• LISTING
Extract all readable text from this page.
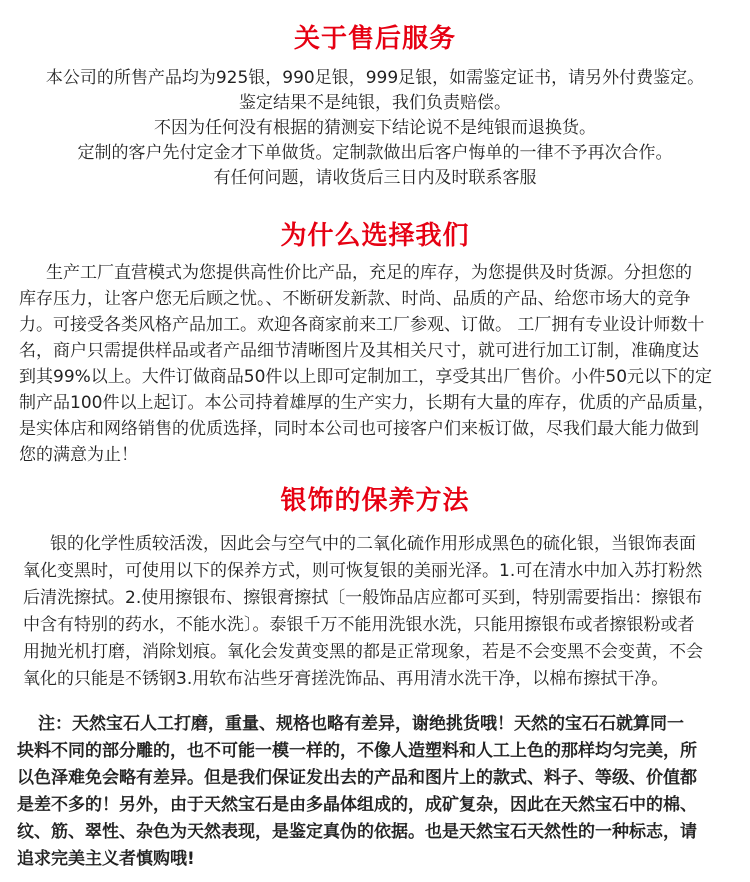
关于售后服务
本公司的所售产品均为925银，990足银，999足银，如需鉴定证书，请另外付费鉴定。
鉴定结果不是纯银，我们负责赔偿。
不因为任何没有根据的猜测妄下结论说不是纯银而退换货。
定制的客户先付定金才下单做货。定制款做出后客户悔单的一律不予再次合作。
有任何问题，请收货后三日内及时联系客服
为什么选择我们
生产工厂直营模式为您提供高性价比产品，充足的库存，为您提供及时货源。分担您的
库存压力，让客户您无后顾之忧。、不断研发新款、时尚、品质的产品、给您市场大的竞争
力。可接受各类风格产品加工。欢迎各商家前来工厂参观、订做。 工厂拥有专业设计师数十
名，商户只需提供样品或者产品细节清晰图片及其相关尺寸，就可进行加工订制，准确度达
到其99%以上。大件订做商品50件以上即可定制加工，享受其出厂售价。小件50元以下的定
制产品100件以上起订。本公司持着雄厚的生产实力，长期有大量的库存，优质的产品质量，
是实体店和网络销售的优质选择，同时本公司也可接客户们来板订做，尽我们最大能力做到
您的满意为止！
银饰的保养方法
银的化学性质较活泼，因此会与空气中的二氧化硫作用形成黑色的硫化银，当银饰表面
氧化变黑时，可使用以下的保养方式，则可恢复银的美丽光泽。1.可在清水中加入苏打粉然
后清洗擦拭。2.使用擦银布、擦银膏擦拭〔一般饰品店应都可买到，特别需要指出：擦银布
中含有特别的药水，不能水洗〕。泰银千万不能用洗银水洗，只能用擦银布或者擦银粉或者
用抛光机打磨，消除划痕。氧化会发黄变黑的都是正常现象，若是不会变黑不会变黄，不会
氧化的只能是不锈钢3.用软布沾些牙膏搓洗饰品、再用清水洗干净，以棉布擦拭干净。
注：天然宝石人工打磨，重量、规格也略有差异，谢绝挑货哦！天然的宝石石就算同一
块料不同的部分雕的，也不可能一模一样的，不像人造塑料和人工上色的那样均匀完美，所
以色泽难免会略有差异。但是我们保证发出去的产品和图片上的款式、料子、等级、价值都
是差不多的！另外，由于天然宝石是由多晶体组成的，成矿复杂，因此在天然宝石中的棉、
纹、筋、翠性、杂色为天然表现，是鉴定真伪的依据。也是天然宝石天然性的一种标志，请
追求完美主义者慎购哦!
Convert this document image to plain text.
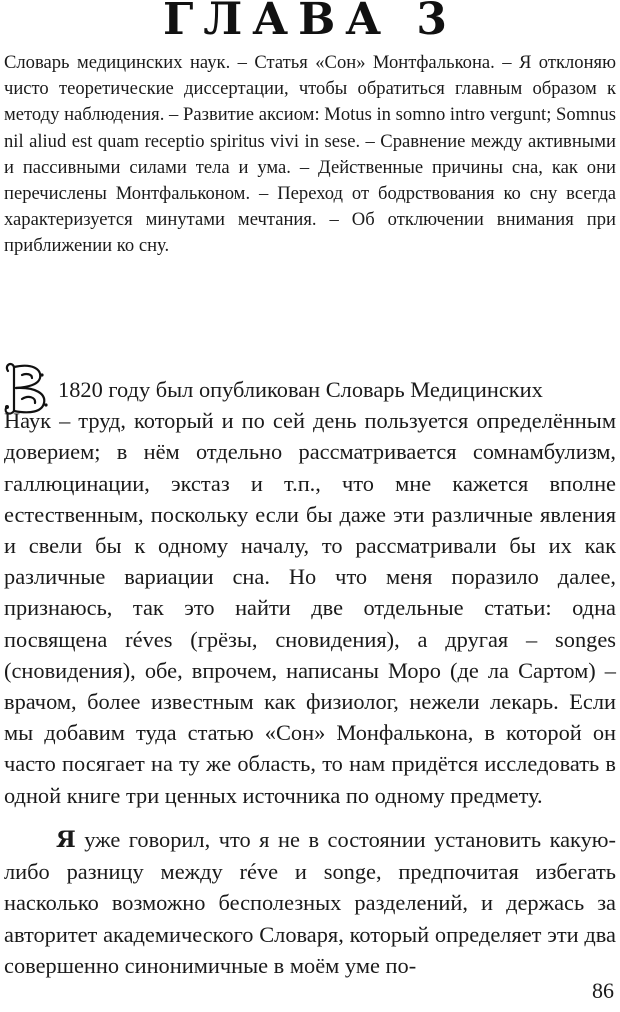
ГЛАВА 3

Словарь медицинских наук. – Статья «Сон» Монтфалькона. – Я отклоняю чисто теоретические диссертации, чтобы обратиться главным образом к методу наблюдения. – Развитие аксиом: Motus in somno intro vergunt; Somnus nil aliud est quam receptio spiritus vivi in sese. – Сравнение между активными и пассивными силами тела и ума. – Действенные причины сна, как они перечислены Монтфальконом. – Переход от бодрствования ко сну всегда характеризуется минутами мечтания. – Об отключении внимания при приближении ко сну.

1820 году был опубликован Словарь Медицинских
Наук – труд, который и по сей день пользуется определённым доверием; в нём отдельно рассматривается сомнамбулизм, галлюцинации, экстаз и т.п., что мне кажется вполне естественным, поскольку если бы даже эти различные явления и свели бы к одному началу, то рассматривали бы их как различные вариации сна. Но что меня поразило далее, признаюсь, так это найти две отдельные статьи: одна посвящена réves (грёзы, сновидения), а другая – songes (сновидения), обе, впрочем, написаны Моро (де ла Сартом) – врачом, более известным как физиолог, нежели лекарь. Если мы добавим туда статью «Сон» Монфалькона, в которой он часто посягает на ту же область, то нам придётся исследовать в одной книге три ценных источника по одному предмету.

Я уже говорил, что я не в состоянии установить какую-либо разницу между réve и songe, предпочитая избегать насколько возможно бесполезных разделений, и держась за авторитет академического Словаря, который определяет эти два совершенно синонимичные в моём уме по-

86
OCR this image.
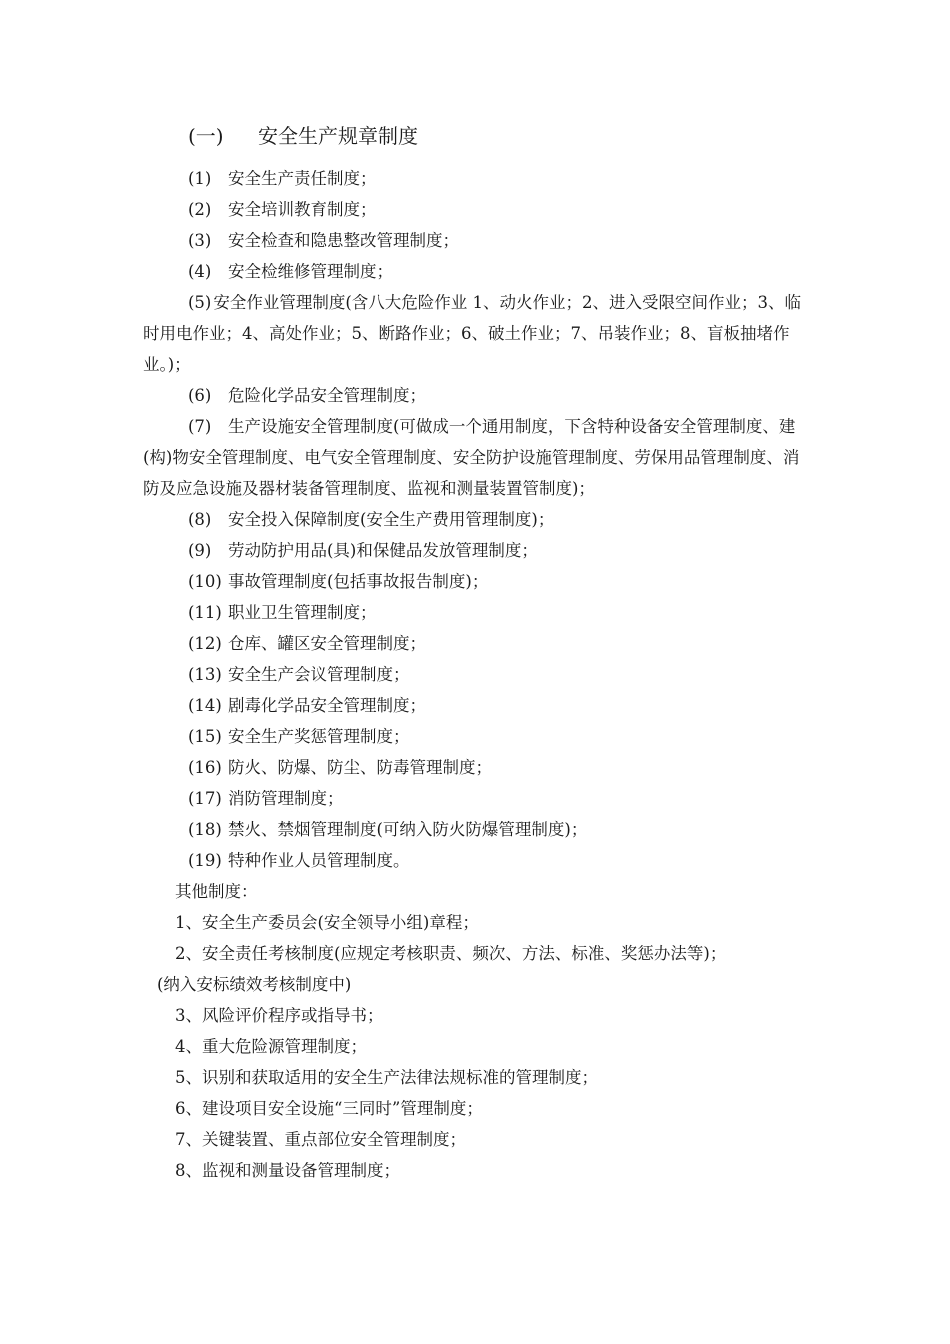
(一) 安全生产规章制度

(1) 安全生产责任制度；

(2) 安全培训教育制度；

(3) 安全检查和隐患整改管理制度；

(4) 安全检维修管理制度；

(5) 安全作业管理制度(含八大危险作业 1、动火作业；2、进入受限空间作业；3、临时用电作业；4、高处作业；5、断路作业；6、破土作业；7、吊装作业；8、盲板抽堵作业。)；

(6) 危险化学品安全管理制度；

(7) 生产设施安全管理制度(可做成一个通用制度，下含特种设备安全管理制度、建(构)物安全管理制度、电气安全管理制度、安全防护设施管理制度、劳保用品管理制度、消防及应急设施及器材装备管理制度、监视和测量装置管制度)；

(8) 安全投入保障制度(安全生产费用管理制度)；

(9) 劳动防护用品(具)和保健品发放管理制度；

(10) 事故管理制度(包括事故报告制度)；

(11) 职业卫生管理制度；

(12) 仓库、罐区安全管理制度；

(13) 安全生产会议管理制度；

(14) 剧毒化学品安全管理制度；

(15) 安全生产奖惩管理制度；

(16) 防火、防爆、防尘、防毒管理制度；

(17) 消防管理制度；

(18) 禁火、禁烟管理制度(可纳入防火防爆管理制度)；

(19) 特种作业人员管理制度。

其他制度：

1、安全生产委员会(安全领导小组)章程；

2、安全责任考核制度(应规定考核职责、频次、方法、标准、奖惩办法等)；

(纳入安标绩效考核制度中)

3、风险评价程序或指导书；

4、重大危险源管理制度；

5、识别和获取适用的安全生产法律法规标准的管理制度；

6、建设项目安全设施“三同时”管理制度；

7、关键装置、重点部位安全管理制度；

8、监视和测量设备管理制度；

• PROBLEM REQUIREMENTS
Restate the entire listing word for word, excluding pictures.

• FINISHED EXERCISE
Extract all readable text from this page.
关于售后服务
本公司的所售产品均为925银，990足银，999足银，如需鉴定证书，请另外付费鉴定。
鉴定结果不是纯银，我们负责赔偿。
不因为任何没有根据的猜测妄下结论说不是纯银而退换货。
定制的客户先付定金才下单做货。定制款做出后客户悔单的一律不予再次合作。
有任何问题，请收货后三日内及时联系客服
为什么选择我们
生产工厂直营模式为您提供高性价比产品，充足的库存，为您提供及时货源。分担您的
库存压力，让客户您无后顾之忧。、不断研发新款、时尚、品质的产品、给您市场大的竞争
力。可接受各类风格产品加工。欢迎各商家前来工厂参观、订做。 工厂拥有专业设计师数十
名，商户只需提供样品或者产品细节清晰图片及其相关尺寸，就可进行加工订制，准确度达
到其99%以上。大件订做商品50件以上即可定制加工，享受其出厂售价。小件50元以下的定
制产品100件以上起订。本公司持着雄厚的生产实力，长期有大量的库存，优质的产品质量，
是实体店和网络销售的优质选择，同时本公司也可接客户们来板订做，尽我们最大能力做到
您的满意为止！
银饰的保养方法
银的化学性质较活泼，因此会与空气中的二氧化硫作用形成黑色的硫化银，当银饰表面
氧化变黑时，可使用以下的保养方式，则可恢复银的美丽光泽。1.可在清水中加入苏打粉然
后清洗擦拭。2.使用擦银布、擦银膏擦拭〔一般饰品店应都可买到，特别需要指出：擦银布
中含有特别的药水，不能水洗〕。泰银千万不能用洗银水洗，只能用擦银布或者擦银粉或者
用抛光机打磨，消除划痕。氧化会发黄变黑的都是正常现象，若是不会变黑不会变黄，不会
氧化的只能是不锈钢3.用软布沾些牙膏搓洗饰品、再用清水洗干净，以棉布擦拭干净。
注：天然宝石人工打磨，重量、规格也略有差异，谢绝挑货哦！天然的宝石石就算同一
块料不同的部分雕的，也不可能一模一样的，不像人造塑料和人工上色的那样均匀完美，所
以色泽难免会略有差异。但是我们保证发出去的产品和图片上的款式、料子、等级、价值都
是差不多的！另外，由于天然宝石是由多晶体组成的，成矿复杂，因此在天然宝石中的棉、
纹、筋、翠性、杂色为天然表现，是鉴定真伪的依据。也是天然宝石天然性的一种标志，请
追求完美主义者慎购哦!
Convert this document image to plain text.
ГЛАВА 3

Словарь медицинских наук. – Статья «Сон» Монтфалькона. – Я отклоняю чисто теоретические диссертации, чтобы обратиться главным образом к методу наблюдения. – Развитие аксиом: Motus in somno intro vergunt; Somnus nil aliud est quam receptio spiritus vivi in sese. – Сравнение между активными и пассивными силами тела и ума. – Действенные причины сна, как они перечислены Монтфальконом. – Переход от бодрствования ко сну всегда характеризуется минутами мечтания. – Об отключении внимания при приближении ко сну.

1820 году был опубликован Словарь Медицинских
Наук – труд, который и по сей день пользуется определённым доверием; в нём отдельно рассматривается сомнамбулизм, галлюцинации, экстаз и т.п., что мне кажется вполне естественным, поскольку если бы даже эти различные явления и свели бы к одному началу, то рассматривали бы их как различные вариации сна. Но что меня поразило далее, признаюсь, так это найти две отдельные статьи: одна посвящена réves (грёзы, сновидения), а другая – songes (сновидения), обе, впрочем, написаны Моро (де ла Сартом) – врачом, более известным как физиолог, нежели лекарь. Если мы добавим туда статью «Сон» Монфалькона, в которой он часто посягает на ту же область, то нам придётся исследовать в одной книге три ценных источника по одному предмету.

Я уже говорил, что я не в состоянии установить какую-либо разницу между réve и songe, предпочитая избегать насколько возможно бесполезных разделений, и держась за авторитет академического Словаря, который определяет эти два совершенно синонимичные в моём уме по-

86
OCR this image.
(一) 安全生产规章制度

(1) 安全生产责任制度；

(2) 安全培训教育制度；

(3) 安全检查和隐患整改管理制度；

(4) 安全检维修管理制度；

(5) 安全作业管理制度(含八大危险作业 1、动火作业；2、进入受限空间作业；3、临时用电作业；4、高处作业；5、断路作业；6、破土作业；7、吊装作业；8、盲板抽堵作业。)；

(6) 危险化学品安全管理制度；

(7) 生产设施安全管理制度(可做成一个通用制度，下含特种设备安全管理制度、建(构)物安全管理制度、电气安全管理制度、安全防护设施管理制度、劳保用品管理制度、消防及应急设施及器材装备管理制度、监视和测量装置管制度)；

(8) 安全投入保障制度(安全生产费用管理制度)；

(9) 劳动防护用品(具)和保健品发放管理制度；

(10) 事故管理制度(包括事故报告制度)；

(11) 职业卫生管理制度；

(12) 仓库、罐区安全管理制度；

(13) 安全生产会议管理制度；

(14) 剧毒化学品安全管理制度；

(15) 安全生产奖惩管理制度；

(16) 防火、防爆、防尘、防毒管理制度；

(17) 消防管理制度；

(18) 禁火、禁烟管理制度(可纳入防火防爆管理制度)；

(19) 特种作业人员管理制度。

其他制度：

1、安全生产委员会(安全领导小组)章程；

2、安全责任考核制度(应规定考核职责、频次、方法、标准、奖惩办法等)；

(纳入安标绩效考核制度中)

3、风险评价程序或指导书；

4、重大危险源管理制度；

5、识别和获取适用的安全生产法律法规标准的管理制度；

6、建设项目安全设施“三同时”管理制度；

7、关键装置、重点部位安全管理制度；

8、监视和测量设备管理制度；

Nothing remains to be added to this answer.